- _Your goal_: Determine how many lines in these records hold "this". Only the number is wanted.

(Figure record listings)
□ □ □
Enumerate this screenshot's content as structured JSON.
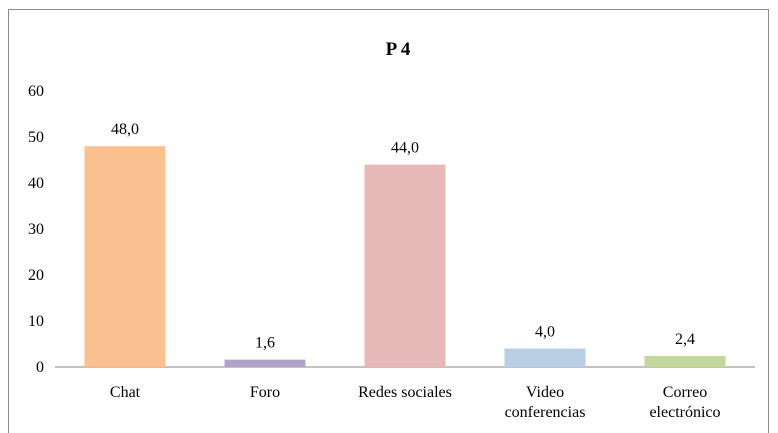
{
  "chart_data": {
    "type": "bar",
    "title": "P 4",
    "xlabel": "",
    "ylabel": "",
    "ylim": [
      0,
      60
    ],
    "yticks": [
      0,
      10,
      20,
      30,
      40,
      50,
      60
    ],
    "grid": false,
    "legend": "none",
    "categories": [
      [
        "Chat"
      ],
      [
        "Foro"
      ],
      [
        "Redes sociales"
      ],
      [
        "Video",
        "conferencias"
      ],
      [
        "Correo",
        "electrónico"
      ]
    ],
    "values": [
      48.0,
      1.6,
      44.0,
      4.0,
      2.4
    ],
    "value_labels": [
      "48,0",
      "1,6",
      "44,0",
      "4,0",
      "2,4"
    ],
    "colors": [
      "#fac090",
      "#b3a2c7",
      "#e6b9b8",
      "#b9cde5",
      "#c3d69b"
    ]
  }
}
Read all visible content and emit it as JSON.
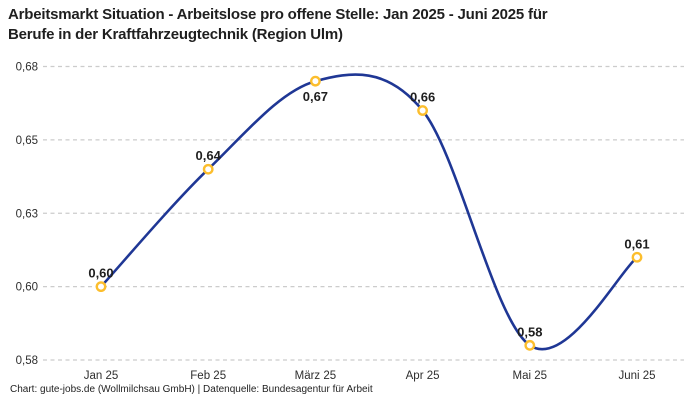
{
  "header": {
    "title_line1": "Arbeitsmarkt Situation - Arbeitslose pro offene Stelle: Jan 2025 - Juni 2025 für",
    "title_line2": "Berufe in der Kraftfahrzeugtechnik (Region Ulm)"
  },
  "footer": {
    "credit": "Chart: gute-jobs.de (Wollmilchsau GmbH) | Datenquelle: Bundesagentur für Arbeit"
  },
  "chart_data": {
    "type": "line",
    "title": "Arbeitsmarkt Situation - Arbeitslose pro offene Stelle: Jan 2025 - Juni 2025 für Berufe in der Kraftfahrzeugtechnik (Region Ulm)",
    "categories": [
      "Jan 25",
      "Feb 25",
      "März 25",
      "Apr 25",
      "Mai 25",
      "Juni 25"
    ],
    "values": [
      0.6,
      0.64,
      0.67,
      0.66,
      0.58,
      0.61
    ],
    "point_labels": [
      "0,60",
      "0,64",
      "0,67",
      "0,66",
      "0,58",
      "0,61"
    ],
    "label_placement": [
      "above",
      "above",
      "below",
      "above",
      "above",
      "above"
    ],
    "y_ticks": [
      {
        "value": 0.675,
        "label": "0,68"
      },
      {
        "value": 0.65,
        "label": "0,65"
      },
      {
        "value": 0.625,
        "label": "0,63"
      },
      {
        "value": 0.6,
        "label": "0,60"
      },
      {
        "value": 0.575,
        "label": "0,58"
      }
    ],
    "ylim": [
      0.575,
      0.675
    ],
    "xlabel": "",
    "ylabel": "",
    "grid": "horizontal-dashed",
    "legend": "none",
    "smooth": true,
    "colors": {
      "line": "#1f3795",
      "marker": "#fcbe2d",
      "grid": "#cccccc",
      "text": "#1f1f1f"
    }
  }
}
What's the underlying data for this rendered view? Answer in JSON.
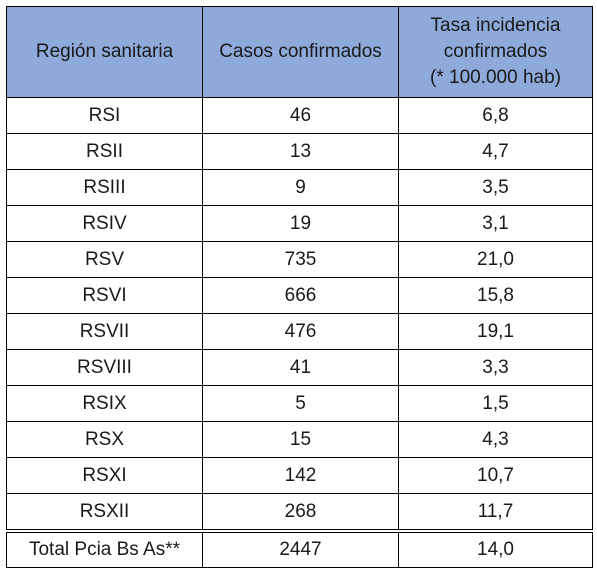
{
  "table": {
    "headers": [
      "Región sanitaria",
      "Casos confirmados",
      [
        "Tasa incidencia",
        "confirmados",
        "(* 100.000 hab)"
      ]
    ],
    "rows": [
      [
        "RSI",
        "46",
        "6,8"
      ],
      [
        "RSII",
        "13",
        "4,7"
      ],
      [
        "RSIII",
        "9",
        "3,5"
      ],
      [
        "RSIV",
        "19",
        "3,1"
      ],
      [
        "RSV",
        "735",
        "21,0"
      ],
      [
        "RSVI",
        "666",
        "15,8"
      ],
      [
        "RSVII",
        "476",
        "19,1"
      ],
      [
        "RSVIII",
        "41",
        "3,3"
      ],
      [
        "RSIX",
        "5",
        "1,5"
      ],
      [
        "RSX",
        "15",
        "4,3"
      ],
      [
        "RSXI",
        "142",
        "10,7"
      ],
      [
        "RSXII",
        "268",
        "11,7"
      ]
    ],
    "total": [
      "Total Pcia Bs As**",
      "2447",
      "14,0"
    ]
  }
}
□ □ □
- _Expected answer_: 2